• [Problem description]
Copy all lines in which the word "government" can be found.

Data listing
########################################
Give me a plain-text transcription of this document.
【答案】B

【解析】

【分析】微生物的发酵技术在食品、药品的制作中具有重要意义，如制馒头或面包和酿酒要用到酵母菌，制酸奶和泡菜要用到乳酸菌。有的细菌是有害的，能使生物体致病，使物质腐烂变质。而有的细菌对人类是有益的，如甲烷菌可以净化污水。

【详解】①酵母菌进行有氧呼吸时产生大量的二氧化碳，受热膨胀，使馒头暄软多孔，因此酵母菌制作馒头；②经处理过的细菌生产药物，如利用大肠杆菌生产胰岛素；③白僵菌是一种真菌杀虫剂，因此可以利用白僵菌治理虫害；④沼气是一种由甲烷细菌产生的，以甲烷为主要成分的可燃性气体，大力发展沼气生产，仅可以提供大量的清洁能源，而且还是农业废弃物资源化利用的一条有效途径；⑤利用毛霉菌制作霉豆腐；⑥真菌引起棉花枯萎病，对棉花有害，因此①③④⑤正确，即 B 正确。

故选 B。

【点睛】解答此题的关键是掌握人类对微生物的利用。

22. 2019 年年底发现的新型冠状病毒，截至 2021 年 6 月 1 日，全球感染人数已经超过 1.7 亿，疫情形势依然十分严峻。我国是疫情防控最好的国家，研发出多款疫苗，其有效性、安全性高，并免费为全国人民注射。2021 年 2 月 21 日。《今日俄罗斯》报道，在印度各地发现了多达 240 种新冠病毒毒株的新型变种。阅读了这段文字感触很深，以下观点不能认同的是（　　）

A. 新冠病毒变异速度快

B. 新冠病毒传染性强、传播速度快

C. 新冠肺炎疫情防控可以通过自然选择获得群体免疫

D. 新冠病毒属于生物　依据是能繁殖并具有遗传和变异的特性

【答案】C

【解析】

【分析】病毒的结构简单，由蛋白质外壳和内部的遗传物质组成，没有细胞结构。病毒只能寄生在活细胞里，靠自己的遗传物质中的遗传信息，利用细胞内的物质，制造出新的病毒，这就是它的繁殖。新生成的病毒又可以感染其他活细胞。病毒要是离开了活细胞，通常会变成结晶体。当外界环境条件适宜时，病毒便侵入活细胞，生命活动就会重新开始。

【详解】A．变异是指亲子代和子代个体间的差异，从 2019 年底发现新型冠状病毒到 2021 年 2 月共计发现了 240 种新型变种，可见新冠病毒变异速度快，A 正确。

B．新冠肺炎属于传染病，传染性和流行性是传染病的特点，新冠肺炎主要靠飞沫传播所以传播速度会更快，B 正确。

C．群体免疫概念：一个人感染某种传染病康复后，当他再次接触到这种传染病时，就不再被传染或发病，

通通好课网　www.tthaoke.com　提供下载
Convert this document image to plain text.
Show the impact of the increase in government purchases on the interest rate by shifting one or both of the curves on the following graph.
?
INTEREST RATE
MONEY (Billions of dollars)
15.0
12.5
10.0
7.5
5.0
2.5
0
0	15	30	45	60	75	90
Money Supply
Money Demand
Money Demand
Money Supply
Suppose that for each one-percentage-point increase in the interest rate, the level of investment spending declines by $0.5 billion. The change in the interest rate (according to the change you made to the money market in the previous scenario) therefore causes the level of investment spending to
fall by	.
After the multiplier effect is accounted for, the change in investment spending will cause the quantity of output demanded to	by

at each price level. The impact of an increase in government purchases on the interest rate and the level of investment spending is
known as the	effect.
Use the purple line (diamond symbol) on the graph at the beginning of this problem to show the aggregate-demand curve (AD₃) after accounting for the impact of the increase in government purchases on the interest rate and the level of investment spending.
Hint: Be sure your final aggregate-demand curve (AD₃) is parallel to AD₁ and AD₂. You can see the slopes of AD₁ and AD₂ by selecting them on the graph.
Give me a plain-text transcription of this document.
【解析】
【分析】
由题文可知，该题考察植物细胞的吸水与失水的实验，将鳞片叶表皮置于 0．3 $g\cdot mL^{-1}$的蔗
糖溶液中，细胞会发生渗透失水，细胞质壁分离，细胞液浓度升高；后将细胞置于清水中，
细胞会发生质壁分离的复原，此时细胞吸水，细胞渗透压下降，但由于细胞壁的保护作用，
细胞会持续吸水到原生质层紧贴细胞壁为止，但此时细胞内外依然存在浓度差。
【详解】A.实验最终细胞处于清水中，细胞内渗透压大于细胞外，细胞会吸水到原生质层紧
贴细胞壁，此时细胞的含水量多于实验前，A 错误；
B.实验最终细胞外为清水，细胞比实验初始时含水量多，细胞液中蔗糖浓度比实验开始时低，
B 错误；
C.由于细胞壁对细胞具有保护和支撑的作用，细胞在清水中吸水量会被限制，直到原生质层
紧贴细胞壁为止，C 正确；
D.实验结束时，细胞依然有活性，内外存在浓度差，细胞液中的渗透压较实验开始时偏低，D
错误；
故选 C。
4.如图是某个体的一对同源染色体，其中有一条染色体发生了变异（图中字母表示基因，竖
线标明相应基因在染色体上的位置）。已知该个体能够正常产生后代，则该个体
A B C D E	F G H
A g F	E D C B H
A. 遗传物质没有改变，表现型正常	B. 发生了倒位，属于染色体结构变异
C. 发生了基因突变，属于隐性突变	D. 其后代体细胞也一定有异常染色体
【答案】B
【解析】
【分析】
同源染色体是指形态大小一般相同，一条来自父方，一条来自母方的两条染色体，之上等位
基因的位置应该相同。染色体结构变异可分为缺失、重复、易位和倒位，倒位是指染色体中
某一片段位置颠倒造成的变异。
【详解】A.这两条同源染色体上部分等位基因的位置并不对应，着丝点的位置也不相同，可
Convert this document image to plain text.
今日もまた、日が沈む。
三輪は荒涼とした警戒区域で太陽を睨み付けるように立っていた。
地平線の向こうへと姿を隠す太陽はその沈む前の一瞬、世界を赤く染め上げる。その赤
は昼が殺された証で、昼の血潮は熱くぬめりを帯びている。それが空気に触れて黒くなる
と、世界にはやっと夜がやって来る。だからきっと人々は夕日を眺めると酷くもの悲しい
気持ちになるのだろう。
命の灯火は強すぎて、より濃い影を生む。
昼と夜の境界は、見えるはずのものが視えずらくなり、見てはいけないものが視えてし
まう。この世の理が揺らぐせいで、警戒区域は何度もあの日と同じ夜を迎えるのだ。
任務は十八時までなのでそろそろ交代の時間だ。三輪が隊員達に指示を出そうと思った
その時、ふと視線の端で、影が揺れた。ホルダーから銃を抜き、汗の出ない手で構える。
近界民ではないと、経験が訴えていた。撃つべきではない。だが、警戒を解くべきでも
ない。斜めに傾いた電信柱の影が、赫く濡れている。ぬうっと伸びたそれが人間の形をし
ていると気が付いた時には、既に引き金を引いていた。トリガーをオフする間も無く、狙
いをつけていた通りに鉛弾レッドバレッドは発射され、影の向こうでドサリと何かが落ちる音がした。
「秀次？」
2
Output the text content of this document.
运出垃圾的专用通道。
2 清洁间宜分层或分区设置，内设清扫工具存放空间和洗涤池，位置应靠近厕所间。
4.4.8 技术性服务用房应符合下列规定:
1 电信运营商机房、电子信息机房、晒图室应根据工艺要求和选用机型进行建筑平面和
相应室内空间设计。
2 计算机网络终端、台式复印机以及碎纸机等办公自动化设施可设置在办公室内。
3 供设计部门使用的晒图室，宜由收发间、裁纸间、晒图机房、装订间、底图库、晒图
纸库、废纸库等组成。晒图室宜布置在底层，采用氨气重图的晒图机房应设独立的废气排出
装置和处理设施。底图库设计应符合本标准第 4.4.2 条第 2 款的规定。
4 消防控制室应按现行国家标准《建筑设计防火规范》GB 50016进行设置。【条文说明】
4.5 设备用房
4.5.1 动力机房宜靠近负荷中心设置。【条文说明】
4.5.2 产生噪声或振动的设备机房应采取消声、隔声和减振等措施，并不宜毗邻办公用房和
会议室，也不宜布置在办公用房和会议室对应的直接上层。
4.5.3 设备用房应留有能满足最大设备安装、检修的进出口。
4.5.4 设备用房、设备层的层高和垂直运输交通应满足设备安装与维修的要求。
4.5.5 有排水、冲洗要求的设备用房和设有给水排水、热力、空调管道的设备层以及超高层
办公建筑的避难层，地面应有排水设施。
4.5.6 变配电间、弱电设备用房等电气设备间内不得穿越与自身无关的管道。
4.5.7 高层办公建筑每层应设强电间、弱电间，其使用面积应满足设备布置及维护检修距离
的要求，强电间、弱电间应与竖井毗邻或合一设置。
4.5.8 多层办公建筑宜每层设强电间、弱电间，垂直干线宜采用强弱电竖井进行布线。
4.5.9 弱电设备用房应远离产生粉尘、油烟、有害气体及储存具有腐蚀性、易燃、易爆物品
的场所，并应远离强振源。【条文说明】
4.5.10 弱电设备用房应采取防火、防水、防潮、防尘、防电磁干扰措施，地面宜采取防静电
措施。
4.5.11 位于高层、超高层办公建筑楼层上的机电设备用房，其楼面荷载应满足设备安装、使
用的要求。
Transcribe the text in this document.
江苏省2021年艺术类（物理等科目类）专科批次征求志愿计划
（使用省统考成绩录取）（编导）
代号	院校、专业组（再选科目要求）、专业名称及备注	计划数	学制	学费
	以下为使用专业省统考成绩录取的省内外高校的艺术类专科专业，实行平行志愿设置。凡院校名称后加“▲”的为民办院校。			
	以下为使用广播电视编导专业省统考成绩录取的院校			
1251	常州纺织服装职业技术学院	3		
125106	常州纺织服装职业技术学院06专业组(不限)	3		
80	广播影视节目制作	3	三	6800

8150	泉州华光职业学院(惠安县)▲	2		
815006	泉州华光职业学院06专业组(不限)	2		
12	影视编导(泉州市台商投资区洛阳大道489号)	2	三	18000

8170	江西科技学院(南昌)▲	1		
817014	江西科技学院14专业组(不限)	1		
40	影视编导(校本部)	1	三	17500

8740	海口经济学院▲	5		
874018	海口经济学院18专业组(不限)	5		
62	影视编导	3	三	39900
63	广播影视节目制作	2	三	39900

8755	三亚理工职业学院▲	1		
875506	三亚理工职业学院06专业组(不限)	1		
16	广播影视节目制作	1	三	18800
########################################
• [Result of this exercise]
Show the impact of the increase in government purchases on the interest rate by shifting one or both of the curves on the following graph.
at each price level. The impact of an increase in government purchases on the interest rate and the level of investment spending is
Use the purple line (diamond symbol) on the graph at the beginning of this problem to show the aggregate-demand curve (AD₃) after accounting for the impact of the increase in government purchases on the interest rate and the level of investment spending.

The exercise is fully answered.